(Figure record listings)

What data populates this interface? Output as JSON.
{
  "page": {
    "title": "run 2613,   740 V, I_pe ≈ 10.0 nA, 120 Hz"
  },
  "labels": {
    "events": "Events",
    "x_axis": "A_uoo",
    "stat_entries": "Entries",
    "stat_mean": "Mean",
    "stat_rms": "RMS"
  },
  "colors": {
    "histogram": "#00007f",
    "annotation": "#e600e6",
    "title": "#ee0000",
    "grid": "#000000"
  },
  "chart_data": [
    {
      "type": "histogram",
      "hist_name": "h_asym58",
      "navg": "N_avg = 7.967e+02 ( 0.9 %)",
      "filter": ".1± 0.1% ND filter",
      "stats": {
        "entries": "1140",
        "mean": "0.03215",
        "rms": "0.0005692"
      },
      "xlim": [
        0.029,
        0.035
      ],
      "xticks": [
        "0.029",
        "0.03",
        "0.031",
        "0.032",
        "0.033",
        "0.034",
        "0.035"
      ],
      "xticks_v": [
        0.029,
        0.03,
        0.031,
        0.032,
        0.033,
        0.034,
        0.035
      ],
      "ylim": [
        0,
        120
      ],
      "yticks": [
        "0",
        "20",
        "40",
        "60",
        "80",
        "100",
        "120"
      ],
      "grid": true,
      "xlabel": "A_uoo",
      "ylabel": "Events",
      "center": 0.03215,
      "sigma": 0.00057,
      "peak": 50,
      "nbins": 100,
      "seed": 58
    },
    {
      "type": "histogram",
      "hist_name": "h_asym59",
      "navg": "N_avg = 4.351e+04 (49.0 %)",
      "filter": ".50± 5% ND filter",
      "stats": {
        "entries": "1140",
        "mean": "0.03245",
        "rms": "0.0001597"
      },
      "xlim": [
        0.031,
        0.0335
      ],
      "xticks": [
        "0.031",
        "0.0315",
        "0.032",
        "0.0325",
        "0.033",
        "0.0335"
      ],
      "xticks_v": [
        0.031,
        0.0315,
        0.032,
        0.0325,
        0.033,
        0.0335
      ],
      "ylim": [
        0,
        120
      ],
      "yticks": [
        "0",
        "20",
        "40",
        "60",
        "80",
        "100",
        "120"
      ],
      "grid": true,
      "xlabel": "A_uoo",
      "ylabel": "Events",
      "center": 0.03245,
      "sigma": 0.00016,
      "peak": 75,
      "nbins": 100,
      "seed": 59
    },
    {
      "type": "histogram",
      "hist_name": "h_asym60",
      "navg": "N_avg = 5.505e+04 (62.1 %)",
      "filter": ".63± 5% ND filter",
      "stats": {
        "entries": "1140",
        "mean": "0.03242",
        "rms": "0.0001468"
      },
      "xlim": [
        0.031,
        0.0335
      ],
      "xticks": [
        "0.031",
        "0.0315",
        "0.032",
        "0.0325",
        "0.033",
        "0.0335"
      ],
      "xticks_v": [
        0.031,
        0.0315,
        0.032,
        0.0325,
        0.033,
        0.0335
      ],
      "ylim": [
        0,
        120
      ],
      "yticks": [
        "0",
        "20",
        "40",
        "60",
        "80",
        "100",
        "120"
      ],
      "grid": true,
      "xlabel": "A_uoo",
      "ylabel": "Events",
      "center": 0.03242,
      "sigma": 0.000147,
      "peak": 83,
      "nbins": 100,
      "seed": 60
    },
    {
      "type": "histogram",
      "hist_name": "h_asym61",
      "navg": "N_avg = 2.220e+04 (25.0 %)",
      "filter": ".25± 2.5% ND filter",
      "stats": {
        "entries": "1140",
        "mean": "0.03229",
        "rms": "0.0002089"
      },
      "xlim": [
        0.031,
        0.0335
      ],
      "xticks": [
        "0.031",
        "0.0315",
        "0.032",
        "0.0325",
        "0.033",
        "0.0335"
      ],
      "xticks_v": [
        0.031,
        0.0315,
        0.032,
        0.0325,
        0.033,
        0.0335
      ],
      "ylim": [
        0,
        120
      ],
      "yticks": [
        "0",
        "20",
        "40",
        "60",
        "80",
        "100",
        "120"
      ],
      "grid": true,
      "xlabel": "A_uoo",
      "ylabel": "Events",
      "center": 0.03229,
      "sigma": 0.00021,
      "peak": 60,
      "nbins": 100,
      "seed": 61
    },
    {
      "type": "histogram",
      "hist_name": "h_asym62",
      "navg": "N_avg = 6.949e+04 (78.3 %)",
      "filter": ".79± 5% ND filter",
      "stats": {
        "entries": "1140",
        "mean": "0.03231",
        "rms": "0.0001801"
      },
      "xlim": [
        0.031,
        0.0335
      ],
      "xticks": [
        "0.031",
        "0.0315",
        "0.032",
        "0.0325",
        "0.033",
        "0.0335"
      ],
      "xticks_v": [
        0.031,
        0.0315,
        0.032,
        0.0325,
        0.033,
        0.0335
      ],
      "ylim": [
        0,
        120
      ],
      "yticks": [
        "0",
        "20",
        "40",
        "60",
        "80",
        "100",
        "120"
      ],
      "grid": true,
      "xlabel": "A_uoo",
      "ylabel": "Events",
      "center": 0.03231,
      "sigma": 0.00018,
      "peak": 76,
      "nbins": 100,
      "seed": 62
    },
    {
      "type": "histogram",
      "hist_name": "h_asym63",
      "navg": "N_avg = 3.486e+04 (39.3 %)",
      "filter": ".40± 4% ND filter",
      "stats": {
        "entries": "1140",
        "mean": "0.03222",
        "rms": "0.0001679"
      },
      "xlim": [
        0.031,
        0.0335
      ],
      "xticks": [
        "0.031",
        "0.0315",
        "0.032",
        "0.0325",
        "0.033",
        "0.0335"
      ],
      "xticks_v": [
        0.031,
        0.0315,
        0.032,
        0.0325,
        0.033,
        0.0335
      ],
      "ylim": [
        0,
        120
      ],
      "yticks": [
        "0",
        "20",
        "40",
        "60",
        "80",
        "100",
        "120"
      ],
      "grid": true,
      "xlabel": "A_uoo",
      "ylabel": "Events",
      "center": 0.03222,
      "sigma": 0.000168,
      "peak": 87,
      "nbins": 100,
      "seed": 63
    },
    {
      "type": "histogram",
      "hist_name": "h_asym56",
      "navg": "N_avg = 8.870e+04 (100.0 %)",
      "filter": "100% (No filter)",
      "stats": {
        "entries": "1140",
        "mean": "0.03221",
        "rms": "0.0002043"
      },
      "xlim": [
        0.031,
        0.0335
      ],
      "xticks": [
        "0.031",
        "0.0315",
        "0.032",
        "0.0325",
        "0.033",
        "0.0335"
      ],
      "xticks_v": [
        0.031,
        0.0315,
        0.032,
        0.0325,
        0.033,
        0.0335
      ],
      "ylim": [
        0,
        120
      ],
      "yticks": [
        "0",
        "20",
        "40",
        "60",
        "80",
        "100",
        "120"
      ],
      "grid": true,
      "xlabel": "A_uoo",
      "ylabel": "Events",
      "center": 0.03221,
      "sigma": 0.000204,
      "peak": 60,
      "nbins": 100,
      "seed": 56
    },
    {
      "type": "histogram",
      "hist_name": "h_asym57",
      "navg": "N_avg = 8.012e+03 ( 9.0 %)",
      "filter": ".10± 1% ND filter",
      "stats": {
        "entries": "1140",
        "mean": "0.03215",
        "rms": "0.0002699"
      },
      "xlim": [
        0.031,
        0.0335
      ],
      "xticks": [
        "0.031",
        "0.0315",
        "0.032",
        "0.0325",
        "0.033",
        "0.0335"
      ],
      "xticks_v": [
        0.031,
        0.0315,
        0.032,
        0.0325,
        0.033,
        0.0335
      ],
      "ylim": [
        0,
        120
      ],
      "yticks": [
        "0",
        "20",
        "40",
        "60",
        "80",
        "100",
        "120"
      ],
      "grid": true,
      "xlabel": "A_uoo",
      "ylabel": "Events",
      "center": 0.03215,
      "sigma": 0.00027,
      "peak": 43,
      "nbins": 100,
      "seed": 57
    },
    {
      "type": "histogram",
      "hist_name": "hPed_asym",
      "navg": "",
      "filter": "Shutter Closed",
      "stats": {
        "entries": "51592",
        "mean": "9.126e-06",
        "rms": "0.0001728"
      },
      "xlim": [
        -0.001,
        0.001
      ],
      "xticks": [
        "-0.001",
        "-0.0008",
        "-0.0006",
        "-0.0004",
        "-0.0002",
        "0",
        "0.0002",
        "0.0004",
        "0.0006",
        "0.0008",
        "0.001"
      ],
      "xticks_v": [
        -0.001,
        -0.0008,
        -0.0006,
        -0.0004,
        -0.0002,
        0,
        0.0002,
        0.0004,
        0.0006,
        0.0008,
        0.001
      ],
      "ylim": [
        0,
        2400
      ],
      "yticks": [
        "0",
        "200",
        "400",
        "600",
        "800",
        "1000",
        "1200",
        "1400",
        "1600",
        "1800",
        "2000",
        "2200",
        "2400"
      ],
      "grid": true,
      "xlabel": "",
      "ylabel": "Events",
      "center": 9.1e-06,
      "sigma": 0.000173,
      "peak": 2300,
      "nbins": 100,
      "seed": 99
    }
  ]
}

**Challenge**
Count every line in the data that contains the word "peak", then give that count and nothing else.

**The answer**
9